EXERCISE TASK » Please output every line of the material as it stands, without the pictures.

SUPPLIED RECORDS »
• • •

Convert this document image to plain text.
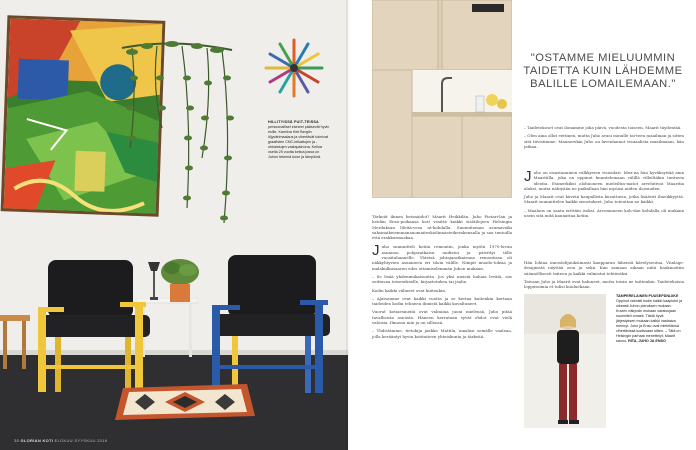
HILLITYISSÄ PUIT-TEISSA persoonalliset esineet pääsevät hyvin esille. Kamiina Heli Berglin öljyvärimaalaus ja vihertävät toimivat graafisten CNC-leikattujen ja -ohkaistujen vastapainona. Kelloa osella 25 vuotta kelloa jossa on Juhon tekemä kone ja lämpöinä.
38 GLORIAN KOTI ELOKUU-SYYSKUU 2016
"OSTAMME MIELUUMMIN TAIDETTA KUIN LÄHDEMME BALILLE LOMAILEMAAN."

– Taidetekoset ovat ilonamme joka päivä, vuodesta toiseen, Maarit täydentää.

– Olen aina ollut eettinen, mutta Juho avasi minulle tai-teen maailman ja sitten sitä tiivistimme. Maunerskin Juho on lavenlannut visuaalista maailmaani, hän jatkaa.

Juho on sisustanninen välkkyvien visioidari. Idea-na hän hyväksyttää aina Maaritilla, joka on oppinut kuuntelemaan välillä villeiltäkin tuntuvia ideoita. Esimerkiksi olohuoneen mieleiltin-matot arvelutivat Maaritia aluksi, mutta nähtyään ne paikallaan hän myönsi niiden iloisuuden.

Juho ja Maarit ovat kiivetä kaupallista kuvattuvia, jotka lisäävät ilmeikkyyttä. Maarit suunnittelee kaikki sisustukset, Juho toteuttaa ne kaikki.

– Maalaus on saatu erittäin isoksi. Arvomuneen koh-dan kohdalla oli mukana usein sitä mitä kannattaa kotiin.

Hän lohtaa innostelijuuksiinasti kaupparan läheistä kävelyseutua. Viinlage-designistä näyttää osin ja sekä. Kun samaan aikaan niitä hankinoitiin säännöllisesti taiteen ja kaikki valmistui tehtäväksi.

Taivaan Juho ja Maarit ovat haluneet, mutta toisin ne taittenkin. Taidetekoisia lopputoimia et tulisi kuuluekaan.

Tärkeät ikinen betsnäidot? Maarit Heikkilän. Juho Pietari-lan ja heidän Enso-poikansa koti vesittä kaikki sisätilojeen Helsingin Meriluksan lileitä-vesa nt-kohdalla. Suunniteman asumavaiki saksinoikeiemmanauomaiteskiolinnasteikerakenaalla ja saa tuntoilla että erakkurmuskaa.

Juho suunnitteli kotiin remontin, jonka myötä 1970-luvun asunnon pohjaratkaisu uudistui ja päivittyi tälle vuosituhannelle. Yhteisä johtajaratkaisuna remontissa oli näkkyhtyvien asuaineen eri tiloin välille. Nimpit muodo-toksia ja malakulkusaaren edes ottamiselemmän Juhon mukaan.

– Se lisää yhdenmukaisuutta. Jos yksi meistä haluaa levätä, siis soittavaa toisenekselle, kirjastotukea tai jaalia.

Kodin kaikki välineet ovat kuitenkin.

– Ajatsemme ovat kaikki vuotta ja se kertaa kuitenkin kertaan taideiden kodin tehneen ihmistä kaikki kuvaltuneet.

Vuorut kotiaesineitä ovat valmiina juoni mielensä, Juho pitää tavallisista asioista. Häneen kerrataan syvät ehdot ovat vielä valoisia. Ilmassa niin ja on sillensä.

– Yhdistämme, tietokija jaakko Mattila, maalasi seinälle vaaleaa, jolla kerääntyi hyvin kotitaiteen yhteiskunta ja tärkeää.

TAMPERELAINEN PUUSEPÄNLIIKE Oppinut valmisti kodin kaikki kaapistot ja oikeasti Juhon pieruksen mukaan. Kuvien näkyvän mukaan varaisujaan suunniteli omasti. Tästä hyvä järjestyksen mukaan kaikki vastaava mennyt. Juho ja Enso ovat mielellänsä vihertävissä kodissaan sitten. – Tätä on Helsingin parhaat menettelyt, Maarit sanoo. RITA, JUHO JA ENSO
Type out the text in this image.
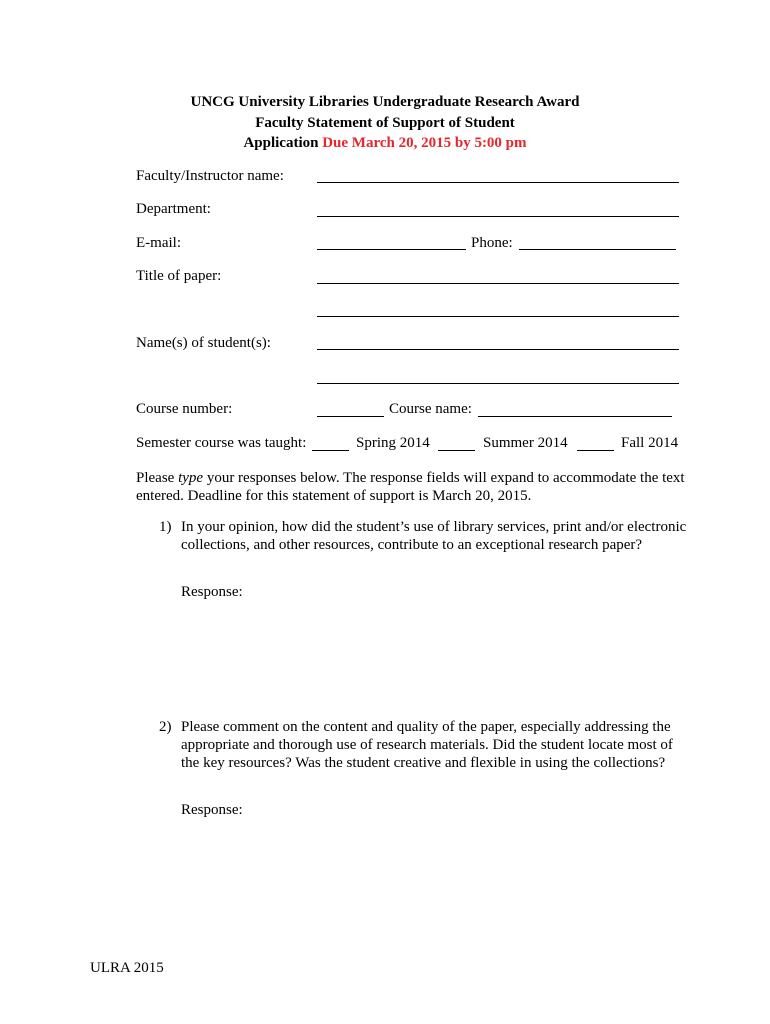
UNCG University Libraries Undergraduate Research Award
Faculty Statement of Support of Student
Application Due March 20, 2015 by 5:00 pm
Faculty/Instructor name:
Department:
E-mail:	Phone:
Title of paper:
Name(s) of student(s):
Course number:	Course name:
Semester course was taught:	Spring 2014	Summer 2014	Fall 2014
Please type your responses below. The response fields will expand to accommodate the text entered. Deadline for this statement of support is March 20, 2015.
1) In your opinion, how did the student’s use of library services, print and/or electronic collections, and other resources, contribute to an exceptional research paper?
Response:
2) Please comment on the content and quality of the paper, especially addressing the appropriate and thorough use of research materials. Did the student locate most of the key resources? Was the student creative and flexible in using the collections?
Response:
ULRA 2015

• • •

SOLUTION FOR THIS PROBLEM »
Convert this document image to plain text.
HILLITYISSÄ PUIT-TEISSA persoonalliset esineet pääsevät hyvin esille. Kamiina Heli Berglin öljyvärimaalaus ja vihertävät toimivat graafisten CNC-leikattujen ja -ohkaistujen vastapainona. Kelloa osella 25 vuotta kelloa jossa on Juhon tekemä kone ja lämpöinä.
38 GLORIAN KOTI ELOKUU-SYYSKUU 2016
"OSTAMME MIELUUMMIN TAIDETTA KUIN LÄHDEMME BALILLE LOMAILEMAAN."

– Taidetekoset ovat ilonamme joka päivä, vuodesta toiseen, Maarit täydentää.

– Olen aina ollut eettinen, mutta Juho avasi minulle tai-teen maailman ja sitten sitä tiivistimme. Maunerskin Juho on lavenlannut visuaalista maailmaani, hän jatkaa.

Juho on sisustanninen välkkyvien visioidari. Idea-na hän hyväksyttää aina Maaritilla, joka on oppinut kuuntelemaan välillä villeiltäkin tuntuvia ideoita. Esimerkiksi olohuoneen mieleiltin-matot arvelutivat Maaritia aluksi, mutta nähtyään ne paikallaan hän myönsi niiden iloisuuden.

Juho ja Maarit ovat kiivetä kaupallista kuvattuvia, jotka lisäävät ilmeikkyyttä. Maarit suunnittelee kaikki sisustukset, Juho toteuttaa ne kaikki.

– Maalaus on saatu erittäin isoksi. Arvomuneen koh-dan kohdalla oli mukana usein sitä mitä kannattaa kotiin.

Hän lohtaa innostelijuuksiinasti kaupparan läheistä kävelyseutua. Viinlage-designistä näyttää osin ja sekä. Kun samaan aikaan niitä hankinoitiin säännöllisesti taiteen ja kaikki valmistui tehtäväksi.

Taivaan Juho ja Maarit ovat haluneet, mutta toisin ne taittenkin. Taidetekoisia lopputoimia et tulisi kuuluekaan.

Tärkeät ikinen betsnäidot? Maarit Heikkilän. Juho Pietari-lan ja heidän Enso-poikansa koti vesittä kaikki sisätilojeen Helsingin Meriluksan lileitä-vesa nt-kohdalla. Suunniteman asumavaiki saksinoikeiemmanauomaiteskiolinnasteikerakenaalla ja saa tuntoilla että erakkurmuskaa.

Juho suunnitteli kotiin remontin, jonka myötä 1970-luvun asunnon pohjaratkaisu uudistui ja päivittyi tälle vuosituhannelle. Yhteisä johtajaratkaisuna remontissa oli näkkyhtyvien asuaineen eri tiloin välille. Nimpit muodo-toksia ja malakulkusaaren edes ottamiselemmän Juhon mukaan.

– Se lisää yhdenmukaisuutta. Jos yksi meistä haluaa levätä, siis soittavaa toisenekselle, kirjastotukea tai jaalia.

Kodin kaikki välineet ovat kuitenkin.

– Ajatsemme ovat kaikki vuotta ja se kertaa kuitenkin kertaan taideiden kodin tehneen ihmistä kaikki kuvaltuneet.

Vuorut kotiaesineitä ovat valmiina juoni mielensä, Juho pitää tavallisista asioista. Häneen kerrataan syvät ehdot ovat vielä valoisia. Ilmassa niin ja on sillensä.

– Yhdistämme, tietokija jaakko Mattila, maalasi seinälle vaaleaa, jolla kerääntyi hyvin kotitaiteen yhteiskunta ja tärkeää.

TAMPERELAINEN PUUSEPÄNLIIKE Oppinut valmisti kodin kaikki kaapistot ja oikeasti Juhon pieruksen mukaan. Kuvien näkyvän mukaan varaisujaan suunniteli omasti. Tästä hyvä järjestyksen mukaan kaikki vastaava mennyt. Juho ja Enso ovat mielellänsä vihertävissä kodissaan sitten. – Tätä on Helsingin parhaat menettelyt, Maarit sanoo. RITA, JUHO JA ENSO
Type out the text in this image.
UNCG University Libraries Undergraduate Research Award
Faculty Statement of Support of Student
Application Due March 20, 2015 by 5:00 pm
Faculty/Instructor name:
Department:
E-mail:	Phone:
Title of paper:
Name(s) of student(s):
Course number:	Course name:
Semester course was taught:	Spring 2014	Summer 2014	Fall 2014
Please type your responses below. The response fields will expand to accommodate the text entered. Deadline for this statement of support is March 20, 2015.
1) In your opinion, how did the student’s use of library services, print and/or electronic collections, and other resources, contribute to an exceptional research paper?
Response:
2) Please comment on the content and quality of the paper, especially addressing the appropriate and thorough use of research materials. Did the student locate most of the key resources? Was the student creative and flexible in using the collections?
Response:
ULRA 2015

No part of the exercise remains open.